> **Task instructions**
Which lines run from the one containing "Serialize everything readable" to the end of the entries? Quote them exactly, and nothing else.

> **Input for this task**
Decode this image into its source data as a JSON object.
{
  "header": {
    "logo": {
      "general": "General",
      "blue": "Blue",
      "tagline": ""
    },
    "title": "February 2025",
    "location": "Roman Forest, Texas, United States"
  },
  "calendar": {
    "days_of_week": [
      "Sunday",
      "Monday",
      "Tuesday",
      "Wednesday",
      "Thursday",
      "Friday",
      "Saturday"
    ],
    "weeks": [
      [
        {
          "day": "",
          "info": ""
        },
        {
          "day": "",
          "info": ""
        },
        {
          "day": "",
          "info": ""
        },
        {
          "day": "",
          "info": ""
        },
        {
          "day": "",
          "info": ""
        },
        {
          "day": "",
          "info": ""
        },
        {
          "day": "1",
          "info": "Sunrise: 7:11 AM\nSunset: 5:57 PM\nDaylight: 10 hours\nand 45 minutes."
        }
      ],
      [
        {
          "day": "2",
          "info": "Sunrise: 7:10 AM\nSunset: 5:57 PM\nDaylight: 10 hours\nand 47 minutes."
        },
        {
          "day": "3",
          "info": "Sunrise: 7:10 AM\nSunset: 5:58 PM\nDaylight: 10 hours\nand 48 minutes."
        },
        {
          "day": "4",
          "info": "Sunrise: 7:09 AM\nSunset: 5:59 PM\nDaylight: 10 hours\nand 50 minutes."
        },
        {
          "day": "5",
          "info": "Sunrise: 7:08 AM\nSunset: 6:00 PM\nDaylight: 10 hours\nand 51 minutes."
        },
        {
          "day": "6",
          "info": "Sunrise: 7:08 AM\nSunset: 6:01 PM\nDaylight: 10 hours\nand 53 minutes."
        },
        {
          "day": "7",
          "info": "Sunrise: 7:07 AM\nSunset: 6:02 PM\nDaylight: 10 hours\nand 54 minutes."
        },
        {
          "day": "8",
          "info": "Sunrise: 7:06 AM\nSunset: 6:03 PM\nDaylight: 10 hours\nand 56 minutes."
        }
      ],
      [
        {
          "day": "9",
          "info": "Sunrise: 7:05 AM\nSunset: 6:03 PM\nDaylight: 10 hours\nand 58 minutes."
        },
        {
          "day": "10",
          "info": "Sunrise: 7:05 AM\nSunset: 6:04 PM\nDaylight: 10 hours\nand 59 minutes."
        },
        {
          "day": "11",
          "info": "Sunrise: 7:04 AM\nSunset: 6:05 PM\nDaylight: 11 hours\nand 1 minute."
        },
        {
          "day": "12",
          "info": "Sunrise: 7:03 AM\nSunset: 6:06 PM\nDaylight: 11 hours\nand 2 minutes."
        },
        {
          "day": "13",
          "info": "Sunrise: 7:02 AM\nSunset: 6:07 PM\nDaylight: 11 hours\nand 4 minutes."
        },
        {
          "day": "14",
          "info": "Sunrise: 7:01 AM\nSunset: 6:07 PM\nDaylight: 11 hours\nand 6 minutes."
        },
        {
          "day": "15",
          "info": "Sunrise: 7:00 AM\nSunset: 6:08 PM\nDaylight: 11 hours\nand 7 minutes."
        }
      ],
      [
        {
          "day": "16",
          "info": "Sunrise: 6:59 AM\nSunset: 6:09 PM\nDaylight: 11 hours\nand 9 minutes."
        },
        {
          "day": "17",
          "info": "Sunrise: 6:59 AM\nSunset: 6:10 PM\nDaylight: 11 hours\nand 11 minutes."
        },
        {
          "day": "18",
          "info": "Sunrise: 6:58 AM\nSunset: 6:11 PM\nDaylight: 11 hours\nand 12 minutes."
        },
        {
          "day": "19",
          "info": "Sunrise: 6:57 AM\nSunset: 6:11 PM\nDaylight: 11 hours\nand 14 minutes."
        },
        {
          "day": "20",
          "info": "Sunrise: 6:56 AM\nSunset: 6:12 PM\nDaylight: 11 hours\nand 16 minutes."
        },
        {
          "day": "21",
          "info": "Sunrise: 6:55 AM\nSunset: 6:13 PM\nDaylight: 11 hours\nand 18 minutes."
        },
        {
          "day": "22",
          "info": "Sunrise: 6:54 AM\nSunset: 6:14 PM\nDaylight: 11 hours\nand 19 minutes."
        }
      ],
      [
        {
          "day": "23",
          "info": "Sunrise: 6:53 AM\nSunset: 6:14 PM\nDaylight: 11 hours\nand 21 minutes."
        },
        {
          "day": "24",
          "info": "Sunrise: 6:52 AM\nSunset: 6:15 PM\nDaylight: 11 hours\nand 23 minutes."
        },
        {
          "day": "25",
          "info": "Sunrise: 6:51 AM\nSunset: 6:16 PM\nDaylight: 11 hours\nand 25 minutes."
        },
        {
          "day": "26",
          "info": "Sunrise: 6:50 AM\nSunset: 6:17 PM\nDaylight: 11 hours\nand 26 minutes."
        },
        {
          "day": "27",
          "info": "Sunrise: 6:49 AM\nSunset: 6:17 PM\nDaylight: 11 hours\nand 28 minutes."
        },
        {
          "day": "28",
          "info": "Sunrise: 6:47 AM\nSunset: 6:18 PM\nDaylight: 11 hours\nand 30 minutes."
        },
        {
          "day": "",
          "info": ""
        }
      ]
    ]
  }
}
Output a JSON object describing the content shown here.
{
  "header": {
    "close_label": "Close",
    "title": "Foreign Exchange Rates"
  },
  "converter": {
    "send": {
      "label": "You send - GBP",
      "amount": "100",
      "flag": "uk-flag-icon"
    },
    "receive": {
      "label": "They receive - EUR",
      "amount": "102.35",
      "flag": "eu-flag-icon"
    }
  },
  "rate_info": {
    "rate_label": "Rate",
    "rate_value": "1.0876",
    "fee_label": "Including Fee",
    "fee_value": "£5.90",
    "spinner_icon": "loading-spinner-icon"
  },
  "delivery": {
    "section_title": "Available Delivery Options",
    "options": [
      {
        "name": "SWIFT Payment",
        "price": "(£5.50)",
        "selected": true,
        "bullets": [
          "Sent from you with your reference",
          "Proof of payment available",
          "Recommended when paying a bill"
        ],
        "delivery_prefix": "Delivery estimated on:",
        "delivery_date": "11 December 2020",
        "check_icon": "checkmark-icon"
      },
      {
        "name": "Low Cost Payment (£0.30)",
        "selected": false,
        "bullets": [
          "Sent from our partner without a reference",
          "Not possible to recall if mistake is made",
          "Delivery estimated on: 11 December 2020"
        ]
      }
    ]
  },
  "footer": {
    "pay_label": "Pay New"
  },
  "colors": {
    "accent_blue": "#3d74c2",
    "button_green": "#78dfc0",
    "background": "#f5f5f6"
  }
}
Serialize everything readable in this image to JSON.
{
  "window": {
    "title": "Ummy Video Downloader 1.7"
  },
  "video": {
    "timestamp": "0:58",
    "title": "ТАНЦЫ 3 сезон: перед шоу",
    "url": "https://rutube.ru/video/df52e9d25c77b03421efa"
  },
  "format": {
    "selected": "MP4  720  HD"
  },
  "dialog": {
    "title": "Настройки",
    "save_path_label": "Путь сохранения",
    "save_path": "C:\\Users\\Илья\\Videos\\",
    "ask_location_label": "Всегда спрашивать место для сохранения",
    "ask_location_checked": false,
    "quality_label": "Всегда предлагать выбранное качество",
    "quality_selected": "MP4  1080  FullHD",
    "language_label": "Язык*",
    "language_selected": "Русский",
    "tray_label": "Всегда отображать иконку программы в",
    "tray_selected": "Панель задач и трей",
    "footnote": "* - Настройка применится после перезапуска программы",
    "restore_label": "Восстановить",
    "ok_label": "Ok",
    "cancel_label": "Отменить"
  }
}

> **Correct response**
Serialize everything readable in this image to JSON.
{
  "window": {
    "title": "Ummy Video Downloader 1.7"
  },
  "video": {
    "timestamp": "0:58",
    "title": "ТАНЦЫ 3 сезон: перед шоу",
    "url": "https://rutube.ru/video/df52e9d25c77b03421efa"
  },
  "format": {
    "selected": "MP4  720  HD"
  },
  "dialog": {
    "title": "Настройки",
    "save_path_label": "Путь сохранения",
    "save_path": "C:\\Users\\Илья\\Videos\\",
    "ask_location_label": "Всегда спрашивать место для сохранения",
    "ask_location_checked": false,
    "quality_label": "Всегда предлагать выбранное качество",
    "quality_selected": "MP4  1080  FullHD",
    "language_label": "Язык*",
    "language_selected": "Русский",
    "tray_label": "Всегда отображать иконку программы в",
    "tray_selected": "Панель задач и трей",
    "footnote": "* - Настройка применится после перезапуска программы",
    "restore_label": "Восстановить",
    "ok_label": "Ok",
    "cancel_label": "Отменить"
  }
}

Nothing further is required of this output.